** BEGIN RECORDS PROVIDED **

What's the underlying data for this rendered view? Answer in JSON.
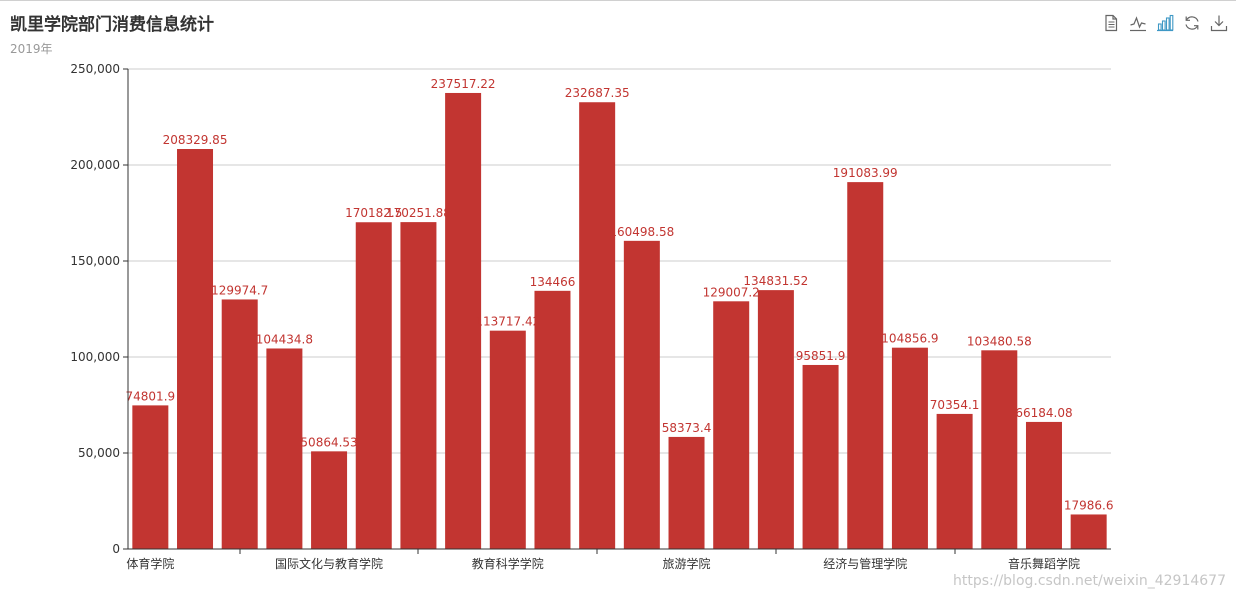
{
  "title": "凯里学院部门消费信息统计",
  "subtitle": "2019年",
  "watermark": "https://blog.csdn.net/weixin_42914677",
  "colors": {
    "bar": "#c23531",
    "label": "#c23531",
    "grid": "#cccccc",
    "axis": "#333333",
    "icon": "#666666",
    "icon_active": "#3e98c5"
  },
  "toolbox": [
    {
      "icon": "data-view-icon"
    },
    {
      "icon": "line-chart-icon"
    },
    {
      "icon": "bar-chart-icon",
      "active": true
    },
    {
      "icon": "restore-icon"
    },
    {
      "icon": "download-icon"
    }
  ],
  "chart_data": {
    "type": "bar",
    "ylim": [
      0,
      250000
    ],
    "yticks": [
      0,
      50000,
      100000,
      150000,
      200000,
      250000
    ],
    "ytick_labels": [
      "0",
      "50,000",
      "100,000",
      "150,000",
      "200,000",
      "250,000"
    ],
    "grid": true,
    "values": [
      74801.9,
      208329.85,
      129974.7,
      104434.8,
      50864.53,
      170182.5,
      170251.88,
      237517.22,
      113717.42,
      134466,
      232687.35,
      160498.58,
      58373.4,
      129007.2,
      134831.52,
      95851.9,
      191083.99,
      104856.9,
      70354.1,
      103480.58,
      66184.08,
      17986.6
    ],
    "value_labels": [
      "74801.9",
      "208329.85",
      "129974.7",
      "104434.8",
      "50864.53",
      "170182.5",
      "170251.88",
      "237517.22",
      "113717.42",
      "134466",
      "232687.35",
      "160498.58",
      "58373.4",
      "129007.2",
      "134831.52",
      "95851.9",
      "191083.99",
      "104856.9",
      "70354.1",
      "103480.58",
      "66184.08",
      "17986.6"
    ],
    "category_labels": [
      {
        "index": 0,
        "text": "体育学院"
      },
      {
        "index": 4,
        "text": "国际文化与教育学院"
      },
      {
        "index": 8,
        "text": "教育科学学院"
      },
      {
        "index": 12,
        "text": "旅游学院"
      },
      {
        "index": 16,
        "text": "经济与管理学院"
      },
      {
        "index": 20,
        "text": "音乐舞蹈学院"
      }
    ]
  }
}
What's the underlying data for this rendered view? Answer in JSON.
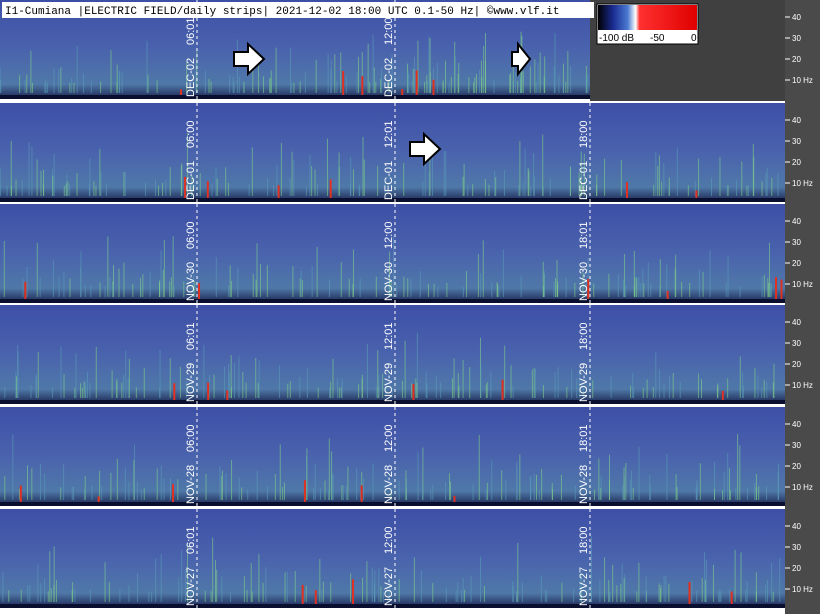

** END RECORDS PROVIDED **

DIRECTIONS :: Skipping the pictures, transcribe each line above exactly as it appears.

RESULT BELOW ::
What's the underlying data for this rendered view? Answer in JSON.
{
  "title": "凯里学院部门消费信息统计",
  "subtitle": "2019年",
  "watermark": "https://blog.csdn.net/weixin_42914677",
  "colors": {
    "bar": "#c23531",
    "label": "#c23531",
    "grid": "#cccccc",
    "axis": "#333333",
    "icon": "#666666",
    "icon_active": "#3e98c5"
  },
  "toolbox": [
    {
      "icon": "data-view-icon"
    },
    {
      "icon": "line-chart-icon"
    },
    {
      "icon": "bar-chart-icon",
      "active": true
    },
    {
      "icon": "restore-icon"
    },
    {
      "icon": "download-icon"
    }
  ],
  "chart_data": {
    "type": "bar",
    "ylim": [
      0,
      250000
    ],
    "yticks": [
      0,
      50000,
      100000,
      150000,
      200000,
      250000
    ],
    "ytick_labels": [
      "0",
      "50,000",
      "100,000",
      "150,000",
      "200,000",
      "250,000"
    ],
    "grid": true,
    "values": [
      74801.9,
      208329.85,
      129974.7,
      104434.8,
      50864.53,
      170182.5,
      170251.88,
      237517.22,
      113717.42,
      134466,
      232687.35,
      160498.58,
      58373.4,
      129007.2,
      134831.52,
      95851.9,
      191083.99,
      104856.9,
      70354.1,
      103480.58,
      66184.08,
      17986.6
    ],
    "value_labels": [
      "74801.9",
      "208329.85",
      "129974.7",
      "104434.8",
      "50864.53",
      "170182.5",
      "170251.88",
      "237517.22",
      "113717.42",
      "134466",
      "232687.35",
      "160498.58",
      "58373.4",
      "129007.2",
      "134831.52",
      "95851.9",
      "191083.99",
      "104856.9",
      "70354.1",
      "103480.58",
      "66184.08",
      "17986.6"
    ],
    "category_labels": [
      {
        "index": 0,
        "text": "体育学院"
      },
      {
        "index": 4,
        "text": "国际文化与教育学院"
      },
      {
        "index": 8,
        "text": "教育科学学院"
      },
      {
        "index": 12,
        "text": "旅游学院"
      },
      {
        "index": 16,
        "text": "经济与管理学院"
      },
      {
        "index": 20,
        "text": "音乐舞蹈学院"
      }
    ]
  }
}
What's the underlying data for this rendered view? Answer in JSON.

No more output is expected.